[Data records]

++++

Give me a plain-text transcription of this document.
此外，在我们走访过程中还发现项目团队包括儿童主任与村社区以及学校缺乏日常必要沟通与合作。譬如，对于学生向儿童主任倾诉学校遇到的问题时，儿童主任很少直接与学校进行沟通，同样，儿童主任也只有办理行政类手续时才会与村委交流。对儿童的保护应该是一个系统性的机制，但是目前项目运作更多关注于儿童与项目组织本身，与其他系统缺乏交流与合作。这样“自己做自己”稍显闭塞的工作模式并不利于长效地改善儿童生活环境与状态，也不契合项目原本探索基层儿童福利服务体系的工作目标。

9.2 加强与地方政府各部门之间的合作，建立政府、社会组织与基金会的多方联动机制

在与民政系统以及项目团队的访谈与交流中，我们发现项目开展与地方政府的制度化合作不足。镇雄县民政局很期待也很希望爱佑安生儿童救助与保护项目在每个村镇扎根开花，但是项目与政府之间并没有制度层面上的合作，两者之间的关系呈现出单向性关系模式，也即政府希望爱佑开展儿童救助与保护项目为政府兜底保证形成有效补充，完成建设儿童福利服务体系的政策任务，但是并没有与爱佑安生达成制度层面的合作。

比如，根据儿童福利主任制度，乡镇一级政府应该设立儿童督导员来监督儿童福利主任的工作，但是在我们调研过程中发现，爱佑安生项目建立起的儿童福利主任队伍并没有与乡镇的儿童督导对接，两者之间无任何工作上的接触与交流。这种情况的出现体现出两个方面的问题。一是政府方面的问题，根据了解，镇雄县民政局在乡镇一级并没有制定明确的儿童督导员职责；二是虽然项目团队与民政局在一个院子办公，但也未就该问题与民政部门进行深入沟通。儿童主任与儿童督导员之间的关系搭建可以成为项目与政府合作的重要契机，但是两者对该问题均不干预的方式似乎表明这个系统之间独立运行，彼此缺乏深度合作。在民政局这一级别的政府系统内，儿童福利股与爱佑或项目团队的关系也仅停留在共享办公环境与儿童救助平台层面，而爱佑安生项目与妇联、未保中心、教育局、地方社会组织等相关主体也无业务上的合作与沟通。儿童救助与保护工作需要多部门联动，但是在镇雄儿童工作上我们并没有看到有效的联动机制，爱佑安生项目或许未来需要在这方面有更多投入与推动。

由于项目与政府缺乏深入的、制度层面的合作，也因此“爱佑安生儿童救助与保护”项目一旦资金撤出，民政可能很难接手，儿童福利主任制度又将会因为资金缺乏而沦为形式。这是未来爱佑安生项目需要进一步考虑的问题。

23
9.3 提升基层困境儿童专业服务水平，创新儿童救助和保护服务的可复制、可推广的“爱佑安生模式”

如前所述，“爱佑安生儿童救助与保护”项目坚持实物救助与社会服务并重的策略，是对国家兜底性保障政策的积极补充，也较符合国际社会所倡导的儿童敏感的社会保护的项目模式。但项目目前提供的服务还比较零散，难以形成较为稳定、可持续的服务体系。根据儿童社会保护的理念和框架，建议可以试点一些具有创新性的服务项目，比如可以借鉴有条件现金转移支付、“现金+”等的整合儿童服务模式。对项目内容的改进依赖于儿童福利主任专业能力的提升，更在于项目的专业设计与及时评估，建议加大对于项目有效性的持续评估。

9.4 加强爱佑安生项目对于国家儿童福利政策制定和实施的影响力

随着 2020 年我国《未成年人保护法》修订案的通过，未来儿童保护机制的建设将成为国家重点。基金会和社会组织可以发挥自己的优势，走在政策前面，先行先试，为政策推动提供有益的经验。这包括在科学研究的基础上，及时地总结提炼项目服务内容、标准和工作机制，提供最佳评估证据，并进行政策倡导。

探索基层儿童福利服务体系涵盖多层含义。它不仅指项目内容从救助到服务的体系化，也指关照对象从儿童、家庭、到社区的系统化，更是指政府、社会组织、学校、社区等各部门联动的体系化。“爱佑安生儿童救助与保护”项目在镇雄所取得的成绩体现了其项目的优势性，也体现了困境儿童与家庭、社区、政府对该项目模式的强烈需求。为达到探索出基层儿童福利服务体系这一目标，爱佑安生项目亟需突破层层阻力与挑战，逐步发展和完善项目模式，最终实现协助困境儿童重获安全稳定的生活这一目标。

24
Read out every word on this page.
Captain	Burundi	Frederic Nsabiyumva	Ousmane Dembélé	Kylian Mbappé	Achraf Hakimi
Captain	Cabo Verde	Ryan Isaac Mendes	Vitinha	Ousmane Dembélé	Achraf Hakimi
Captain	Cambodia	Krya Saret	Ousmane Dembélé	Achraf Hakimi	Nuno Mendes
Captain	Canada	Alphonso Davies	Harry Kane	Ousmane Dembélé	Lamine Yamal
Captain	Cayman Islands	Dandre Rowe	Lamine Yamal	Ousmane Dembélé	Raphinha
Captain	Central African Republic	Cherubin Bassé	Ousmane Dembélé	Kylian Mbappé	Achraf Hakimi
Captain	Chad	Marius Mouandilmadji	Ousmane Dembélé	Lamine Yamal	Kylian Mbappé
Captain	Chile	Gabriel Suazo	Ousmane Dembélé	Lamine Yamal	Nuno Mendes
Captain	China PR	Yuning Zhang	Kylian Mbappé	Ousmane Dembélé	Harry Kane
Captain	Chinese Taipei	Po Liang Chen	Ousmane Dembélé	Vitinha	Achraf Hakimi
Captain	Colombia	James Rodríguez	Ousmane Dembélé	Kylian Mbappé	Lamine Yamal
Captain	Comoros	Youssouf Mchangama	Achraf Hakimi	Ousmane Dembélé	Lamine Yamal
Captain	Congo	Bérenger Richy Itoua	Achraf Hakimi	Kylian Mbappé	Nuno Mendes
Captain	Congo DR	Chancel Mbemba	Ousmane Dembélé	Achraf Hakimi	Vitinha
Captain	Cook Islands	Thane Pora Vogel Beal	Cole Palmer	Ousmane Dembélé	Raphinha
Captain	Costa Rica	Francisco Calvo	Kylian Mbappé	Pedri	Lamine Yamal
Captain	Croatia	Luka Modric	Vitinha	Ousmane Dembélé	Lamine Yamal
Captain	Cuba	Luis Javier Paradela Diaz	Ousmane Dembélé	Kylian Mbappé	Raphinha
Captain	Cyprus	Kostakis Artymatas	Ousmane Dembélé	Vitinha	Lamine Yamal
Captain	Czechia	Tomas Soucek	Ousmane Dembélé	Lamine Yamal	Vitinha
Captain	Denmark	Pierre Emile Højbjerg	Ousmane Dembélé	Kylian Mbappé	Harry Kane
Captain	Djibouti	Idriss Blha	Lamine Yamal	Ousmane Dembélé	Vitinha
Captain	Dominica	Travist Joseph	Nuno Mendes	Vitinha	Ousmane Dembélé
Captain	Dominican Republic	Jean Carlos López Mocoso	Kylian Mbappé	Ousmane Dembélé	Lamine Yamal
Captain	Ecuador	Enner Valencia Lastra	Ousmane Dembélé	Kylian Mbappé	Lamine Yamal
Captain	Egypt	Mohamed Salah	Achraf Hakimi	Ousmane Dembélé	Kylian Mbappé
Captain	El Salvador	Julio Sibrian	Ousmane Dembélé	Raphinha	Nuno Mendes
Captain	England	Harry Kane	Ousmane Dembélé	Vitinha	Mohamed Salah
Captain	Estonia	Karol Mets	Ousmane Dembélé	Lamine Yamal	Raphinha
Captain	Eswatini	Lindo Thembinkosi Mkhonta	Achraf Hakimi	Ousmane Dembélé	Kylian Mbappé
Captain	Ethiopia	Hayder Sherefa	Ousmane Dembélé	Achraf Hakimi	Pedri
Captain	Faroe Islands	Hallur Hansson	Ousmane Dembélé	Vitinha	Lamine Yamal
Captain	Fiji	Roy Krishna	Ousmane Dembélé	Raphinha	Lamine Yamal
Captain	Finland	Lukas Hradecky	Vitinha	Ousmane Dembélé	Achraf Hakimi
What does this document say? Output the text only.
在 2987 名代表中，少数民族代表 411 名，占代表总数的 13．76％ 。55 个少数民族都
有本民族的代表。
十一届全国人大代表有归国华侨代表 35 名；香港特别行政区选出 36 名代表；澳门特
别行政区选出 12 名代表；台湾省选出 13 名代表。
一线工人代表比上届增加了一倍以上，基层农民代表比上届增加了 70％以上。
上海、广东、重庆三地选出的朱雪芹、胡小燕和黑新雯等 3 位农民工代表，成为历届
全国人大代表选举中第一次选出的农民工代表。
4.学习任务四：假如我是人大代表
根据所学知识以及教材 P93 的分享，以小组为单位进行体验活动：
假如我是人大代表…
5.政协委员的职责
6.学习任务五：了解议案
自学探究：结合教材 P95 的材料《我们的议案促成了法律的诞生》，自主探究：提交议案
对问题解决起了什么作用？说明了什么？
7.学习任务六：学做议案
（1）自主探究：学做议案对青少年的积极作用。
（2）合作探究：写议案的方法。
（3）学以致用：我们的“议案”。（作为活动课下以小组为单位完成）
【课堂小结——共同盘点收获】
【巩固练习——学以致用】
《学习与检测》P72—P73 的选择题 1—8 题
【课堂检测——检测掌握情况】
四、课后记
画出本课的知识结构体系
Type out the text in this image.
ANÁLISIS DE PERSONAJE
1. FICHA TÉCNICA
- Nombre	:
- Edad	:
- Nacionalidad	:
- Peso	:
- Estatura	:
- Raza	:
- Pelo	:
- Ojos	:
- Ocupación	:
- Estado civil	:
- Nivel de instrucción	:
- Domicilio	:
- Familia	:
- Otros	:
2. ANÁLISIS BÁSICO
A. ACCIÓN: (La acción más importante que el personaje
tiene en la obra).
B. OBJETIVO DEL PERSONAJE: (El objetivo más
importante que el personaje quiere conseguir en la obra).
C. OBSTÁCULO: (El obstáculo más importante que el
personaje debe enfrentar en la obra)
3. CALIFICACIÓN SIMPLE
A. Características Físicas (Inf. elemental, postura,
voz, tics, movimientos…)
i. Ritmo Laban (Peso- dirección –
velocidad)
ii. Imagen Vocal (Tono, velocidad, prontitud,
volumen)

++++

■ **What to work on**: Report all lines of the data that include the word "importante".

■ **Written solution**:
A. ACCIÓN: (La acción más importante que el personaje
importante que el personaje quiere conseguir en la obra).
C. OBSTÁCULO: (El obstáculo más importante que el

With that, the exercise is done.